Copy the items word for word, from their first line through the line that holds "List every element", including that line, and leave out the pictures.

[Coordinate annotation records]
+ + +
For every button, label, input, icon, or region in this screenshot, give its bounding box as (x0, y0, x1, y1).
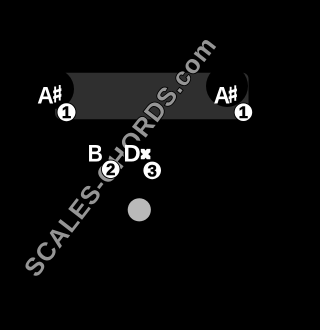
svg-text:3: 3 (148, 162, 157, 180)
svg-text:A: A (37, 82, 54, 109)
svg-text:A: A (214, 82, 231, 109)
svg-text:1: 1 (62, 104, 71, 122)
svg-text:2: 2 (106, 161, 115, 179)
svg-text:1: 1 (239, 104, 248, 122)
svg-text:B: B (88, 140, 103, 167)
svg-text:D: D (123, 140, 140, 167)
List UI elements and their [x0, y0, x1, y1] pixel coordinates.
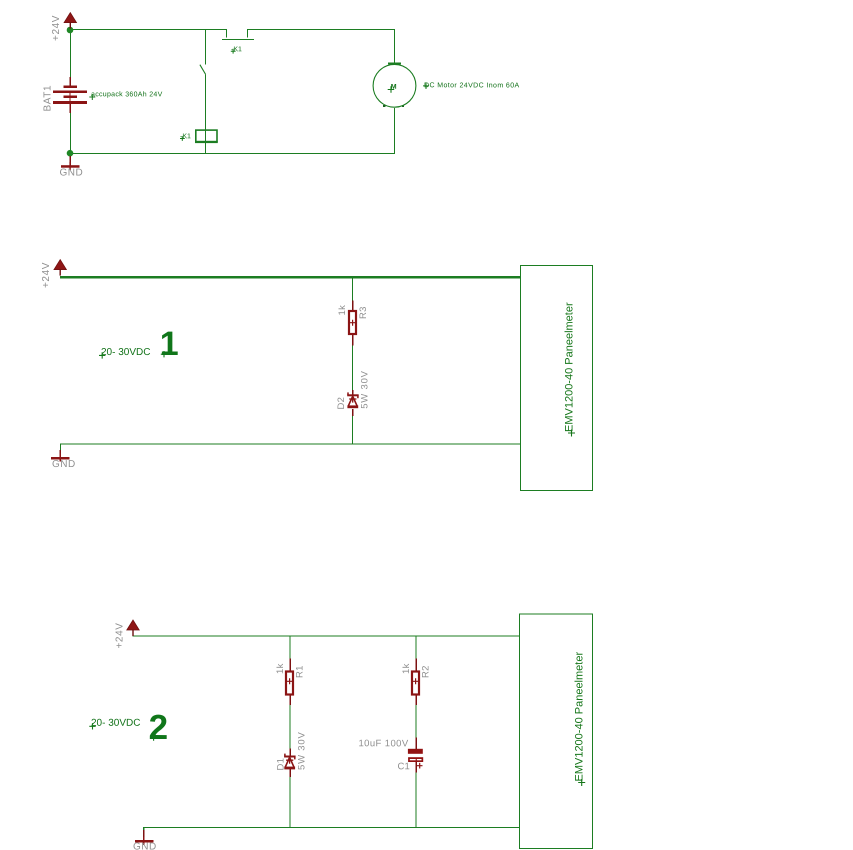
- svg-text:+24V: +24V: [114, 622, 125, 648]
- svg-text:EMV1200-40 Paneelmeter: EMV1200-40 Paneelmeter: [574, 652, 586, 782]
- svg-text:1k: 1k: [401, 663, 412, 674]
- svg-text:D2: D2: [336, 397, 347, 410]
- svg-text:GND: GND: [52, 459, 76, 470]
- svg-text:GND: GND: [59, 168, 83, 179]
- svg-text:-K1: -K1: [180, 133, 191, 140]
- svg-text:GND: GND: [133, 842, 157, 850]
- svg-text:+24V: +24V: [41, 262, 52, 288]
- svg-text:DC Motor 24VDC Inom 60A: DC Motor 24VDC Inom 60A: [424, 82, 520, 89]
- svg-text:2: 2: [149, 708, 168, 747]
- svg-text:5W 30V: 5W 30V: [296, 731, 307, 770]
- svg-text:R1: R1: [295, 665, 306, 678]
- svg-text:20- 30VDC: 20- 30VDC: [91, 718, 140, 729]
- svg-text:20- 30VDC: 20- 30VDC: [101, 347, 150, 358]
- svg-text:10uF 100V: 10uF 100V: [358, 738, 408, 749]
- svg-text:BAT1: BAT1: [43, 85, 54, 112]
- svg-text:C1: C1: [397, 761, 410, 772]
- svg-text:+24V: +24V: [51, 15, 62, 41]
- svg-text:EMV1200-40 Paneelmeter: EMV1200-40 Paneelmeter: [564, 302, 576, 432]
- svg-text:5W 30V: 5W 30V: [359, 370, 370, 409]
- svg-text:1k: 1k: [275, 663, 286, 674]
- svg-text:accupack 360Ah 24V: accupack 360Ah 24V: [91, 91, 163, 98]
- svg-text:1k: 1k: [337, 305, 348, 316]
- svg-text:D1: D1: [275, 758, 286, 771]
- svg-text:R2: R2: [421, 665, 432, 678]
- svg-text:R3: R3: [358, 306, 369, 319]
- svg-text:1: 1: [160, 325, 179, 363]
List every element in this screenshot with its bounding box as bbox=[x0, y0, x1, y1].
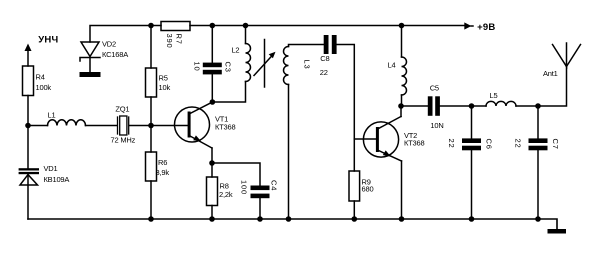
wire rail to L4 bbox=[401, 26, 403, 58]
label L5 bbox=[490, 91, 498, 100]
label R9 680 bbox=[362, 178, 374, 194]
ground bar under VD2 bbox=[80, 72, 101, 77]
inductor L4 bbox=[402, 57, 407, 95]
resistor R7 bbox=[161, 22, 190, 31]
wire ZQ1 to VT1 base bbox=[129, 125, 187, 127]
label УНЧ bbox=[38, 34, 58, 45]
wire R9 to bottom rail bbox=[353, 201, 355, 219]
wire L4 to collector node VT2 bbox=[401, 95, 403, 106]
svg-text:L3: L3 bbox=[303, 60, 312, 70]
svg-text:КТ368: КТ368 bbox=[215, 123, 235, 132]
node bottom rail VT2 emitter bbox=[399, 216, 405, 222]
node bottom rail L3 bbox=[286, 216, 292, 222]
svg-text:390: 390 bbox=[165, 34, 174, 49]
wire rail to R5 bbox=[150, 26, 152, 69]
wire R4 to node A bbox=[27, 96, 29, 126]
svg-text:680: 680 bbox=[362, 185, 374, 194]
wire C5 to C6 node bbox=[440, 105, 486, 107]
svg-text:C3: C3 bbox=[223, 62, 232, 73]
wire top +9V rail left section bbox=[90, 26, 161, 43]
label 72 MHz bbox=[111, 136, 136, 145]
svg-text:КС168А: КС168А bbox=[102, 50, 128, 59]
wire collector VT2 to C5 bbox=[401, 105, 428, 107]
svg-text:C6: C6 bbox=[485, 139, 494, 150]
label VT2 КТ368 bbox=[404, 131, 424, 148]
wire rail to C3 bbox=[211, 26, 213, 63]
svg-text:L4: L4 bbox=[388, 60, 396, 69]
wire C4 to bottom rail bbox=[259, 198, 261, 219]
label 100 C4 rotated bbox=[240, 180, 279, 195]
node A junction R4/L1/VD1 bbox=[25, 123, 31, 129]
varicap VD1 bbox=[19, 168, 39, 185]
capacitor C8 bbox=[324, 35, 337, 54]
label ZQ1 bbox=[115, 105, 129, 114]
svg-text:22: 22 bbox=[514, 139, 523, 149]
label +9B bbox=[477, 22, 495, 33]
wire C8 to base column bbox=[337, 45, 355, 172]
label VD1 КВ109А bbox=[44, 164, 70, 184]
transistor VT2 bbox=[363, 106, 401, 219]
label L4 bbox=[388, 60, 396, 69]
inductor L2 bbox=[246, 44, 251, 82]
УНЧ output arrow bbox=[25, 44, 32, 67]
transistor VT1 bbox=[175, 102, 213, 163]
wire L5 to C7 node bbox=[516, 105, 538, 107]
svg-text:КТ368: КТ368 bbox=[404, 139, 424, 148]
node bottom rail R6 bbox=[148, 216, 154, 222]
label Ant1 bbox=[543, 69, 558, 78]
label L3 rotated bbox=[303, 60, 312, 70]
svg-text:22: 22 bbox=[447, 139, 456, 149]
capacitor C7 bbox=[529, 138, 548, 150]
resistor R4 bbox=[23, 66, 34, 96]
wire C7 node to antenna bbox=[538, 67, 567, 107]
wire R8 to bottom rail bbox=[211, 206, 213, 220]
wire L3 bottom to rail bbox=[288, 85, 290, 220]
node C6 top junction bbox=[469, 103, 475, 109]
capacitor C5 bbox=[428, 96, 440, 116]
inductor L5 bbox=[486, 101, 516, 106]
node top rail L2 bbox=[243, 23, 249, 29]
resistor R5 bbox=[146, 68, 157, 97]
label L1 bbox=[48, 111, 56, 120]
svg-text:R7: R7 bbox=[175, 34, 184, 45]
wire base tap VT2 bbox=[354, 138, 376, 140]
svg-text:C5: C5 bbox=[430, 84, 439, 93]
node top rail R5 bbox=[148, 23, 154, 29]
label R5 10k bbox=[159, 74, 171, 93]
resistor R8 bbox=[207, 177, 218, 206]
svg-text:R5: R5 bbox=[159, 74, 168, 83]
wire VD2 to ground bbox=[89, 58, 91, 73]
resistor R9 bbox=[349, 171, 360, 201]
svg-text:КВ109А: КВ109А bbox=[44, 175, 70, 184]
svg-text:10: 10 bbox=[193, 62, 202, 72]
node bottom rail C6 bbox=[469, 216, 475, 222]
svg-text:100k: 100k bbox=[36, 83, 52, 92]
ground symbol bottom right bbox=[548, 229, 567, 234]
svg-text:VD2: VD2 bbox=[102, 40, 116, 49]
svg-text:R8: R8 bbox=[220, 181, 229, 190]
svg-text:10N: 10N bbox=[430, 121, 443, 130]
node collector VT1 junction bbox=[210, 99, 216, 105]
capacitor C4 bbox=[251, 186, 270, 199]
wire VD1 branch bbox=[27, 126, 29, 169]
label 10 C3 rotated bbox=[193, 62, 233, 73]
svg-text:10k: 10k bbox=[159, 83, 171, 92]
svg-text:C4: C4 bbox=[270, 180, 279, 191]
+9V arrowhead bbox=[464, 22, 473, 29]
label 22 C6 rotated bbox=[447, 139, 494, 150]
svg-text:ZQ1: ZQ1 bbox=[115, 105, 129, 114]
inductor L1 bbox=[48, 120, 86, 126]
svg-text:3,9k: 3,9k bbox=[156, 168, 170, 177]
wire node A to L1 bbox=[28, 125, 48, 127]
label R6 3,9k bbox=[156, 158, 170, 177]
wire C6 branch top bbox=[471, 106, 473, 138]
wire VD1 to bottom rail bbox=[27, 175, 29, 220]
wire C3 to collector node bbox=[211, 74, 213, 102]
inductor L3 bbox=[284, 47, 289, 85]
wire L3 top to C8 bbox=[289, 45, 324, 47]
svg-text:УНЧ: УНЧ bbox=[38, 34, 58, 45]
capacitor C6 bbox=[462, 138, 481, 150]
node emitter VT1 junction bbox=[209, 160, 215, 166]
resistor R6 bbox=[146, 152, 157, 181]
crystal ZQ1 bbox=[118, 116, 129, 135]
label R4 100k bbox=[36, 73, 52, 93]
svg-text:C8: C8 bbox=[320, 54, 329, 63]
svg-text:100: 100 bbox=[240, 180, 249, 195]
wire C7 branch top bbox=[537, 106, 539, 138]
label R8 2,2k bbox=[219, 181, 233, 199]
node junction ZQ1/R5/R6 bbox=[148, 123, 154, 129]
label 10N bbox=[430, 121, 443, 130]
node bottom rail C7 bbox=[535, 216, 541, 222]
wire top +9V rail right section bbox=[190, 25, 465, 27]
svg-text:+9В: +9В bbox=[477, 22, 495, 33]
tuning arrow bbox=[254, 52, 276, 76]
wire base node to R6 bbox=[150, 126, 152, 153]
wire C7 to bottom rail bbox=[537, 150, 539, 219]
label R7 390 rotated bbox=[165, 34, 184, 49]
svg-text:L1: L1 bbox=[48, 111, 56, 120]
wire L1 to ZQ1 bbox=[86, 125, 118, 127]
svg-text:22: 22 bbox=[320, 68, 328, 77]
wire rail to L2 bbox=[245, 26, 247, 44]
capacitor C3 bbox=[203, 63, 222, 75]
svg-text:L2: L2 bbox=[231, 46, 239, 55]
wire emitter node to C4 bbox=[212, 163, 260, 186]
node bottom rail R9 bbox=[352, 216, 358, 222]
wire C6 to bottom rail bbox=[471, 150, 473, 219]
node bottom rail C4 bbox=[257, 216, 263, 222]
wire bottom ground rail bbox=[28, 219, 557, 229]
wire L2 bottom to collector node bbox=[212, 82, 245, 103]
svg-text:Ant1: Ant1 bbox=[543, 69, 558, 78]
label C8 22 bbox=[320, 54, 330, 77]
svg-text:R4: R4 bbox=[36, 73, 45, 82]
antenna Ant1 bbox=[553, 43, 581, 67]
label VD2 КС168А bbox=[102, 40, 128, 60]
svg-text:2,2k: 2,2k bbox=[219, 190, 233, 199]
transformer core line bbox=[264, 40, 266, 88]
wire R6 to bottom rail bbox=[150, 181, 152, 219]
label VT1 КТ368 bbox=[215, 115, 235, 132]
node bottom rail R8 bbox=[209, 216, 215, 222]
zener diode VD2 bbox=[80, 42, 100, 61]
svg-text:72 MHz: 72 MHz bbox=[111, 136, 136, 145]
svg-text:C7: C7 bbox=[551, 139, 560, 150]
wire emitter node to R8 bbox=[211, 163, 213, 177]
node C7 top junction bbox=[535, 103, 541, 109]
label C5 bbox=[430, 84, 439, 93]
label L2 bbox=[231, 46, 239, 55]
node collector VT2 junction bbox=[398, 103, 404, 109]
svg-text:R6: R6 bbox=[158, 158, 167, 167]
wire R5 to base node bbox=[150, 97, 152, 126]
node top rail C3 bbox=[210, 23, 216, 29]
node top rail L4 bbox=[399, 23, 405, 29]
svg-text:L5: L5 bbox=[490, 91, 498, 100]
label 22 C7 rotated bbox=[514, 139, 561, 150]
svg-text:VD1: VD1 bbox=[44, 164, 58, 173]
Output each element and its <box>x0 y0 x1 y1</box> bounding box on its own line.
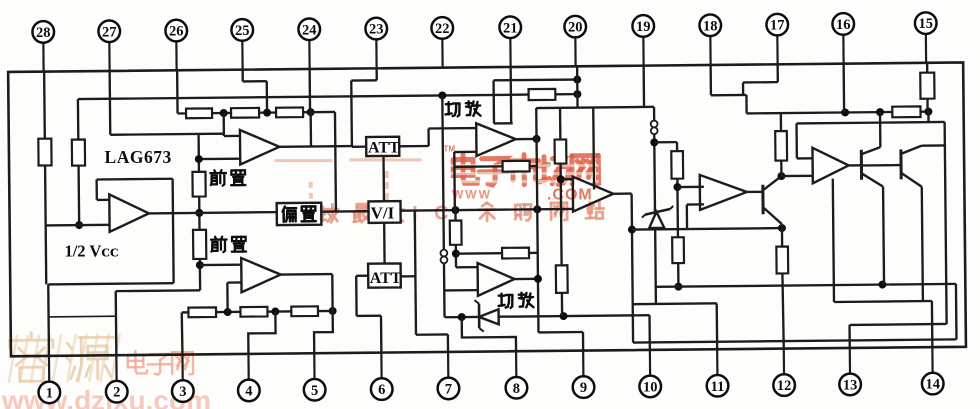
+ + +
_EXERCISE RESPONSE:_
For every button, label, input, icon, or region in this screenshot, give its bounding box as (x0, y0, x1, y1).
svg-text:3: 3 (148, 162, 157, 180)
svg-text:A: A (37, 82, 54, 109)
svg-text:A: A (214, 82, 231, 109)
svg-text:1: 1 (62, 104, 71, 122)
svg-text:2: 2 (106, 161, 115, 179)
svg-text:1: 1 (239, 104, 248, 122)
svg-text:B: B (88, 140, 103, 167)
svg-text:D: D (123, 140, 140, 167)
List UI elements and their [x0, y0, x1, y1] pixel coordinates.
- svg-text:+24V: +24V: [114, 622, 125, 648]
- svg-text:EMV1200-40 Paneelmeter: EMV1200-40 Paneelmeter: [574, 652, 586, 782]
- svg-text:1k: 1k: [401, 663, 412, 674]
- svg-text:D2: D2: [336, 397, 347, 410]
- svg-text:GND: GND: [52, 459, 76, 470]
- svg-text:GND: GND: [59, 168, 83, 179]
- svg-text:-K1: -K1: [180, 133, 191, 140]
- svg-text:GND: GND: [133, 842, 157, 850]
- svg-text:+24V: +24V: [41, 262, 52, 288]
- svg-text:DC Motor 24VDC Inom 60A: DC Motor 24VDC Inom 60A: [424, 82, 520, 89]
- svg-text:2: 2: [149, 708, 168, 747]
- svg-text:5W 30V: 5W 30V: [296, 731, 307, 770]
- svg-text:R1: R1: [295, 665, 306, 678]
- svg-text:20- 30VDC: 20- 30VDC: [91, 718, 140, 729]
- svg-text:20- 30VDC: 20- 30VDC: [101, 347, 150, 358]
- svg-text:10uF 100V: 10uF 100V: [358, 738, 408, 749]
- svg-text:BAT1: BAT1: [43, 85, 54, 112]
- svg-text:C1: C1: [397, 761, 410, 772]
- svg-text:+24V: +24V: [51, 15, 62, 41]
- svg-text:EMV1200-40 Paneelmeter: EMV1200-40 Paneelmeter: [564, 302, 576, 432]
- svg-text:5W 30V: 5W 30V: [359, 370, 370, 409]
- svg-text:1k: 1k: [275, 663, 286, 674]
- svg-text:accupack 360Ah 24V: accupack 360Ah 24V: [91, 91, 163, 98]
- svg-text:1k: 1k: [337, 305, 348, 316]
- svg-text:D1: D1: [275, 758, 286, 771]
- svg-text:R2: R2: [421, 665, 432, 678]
- svg-text:R3: R3: [358, 306, 369, 319]
- svg-text:1: 1: [160, 325, 179, 363]
List every element in this screenshot with its bounding box as bbox=[x0, y0, x1, y1].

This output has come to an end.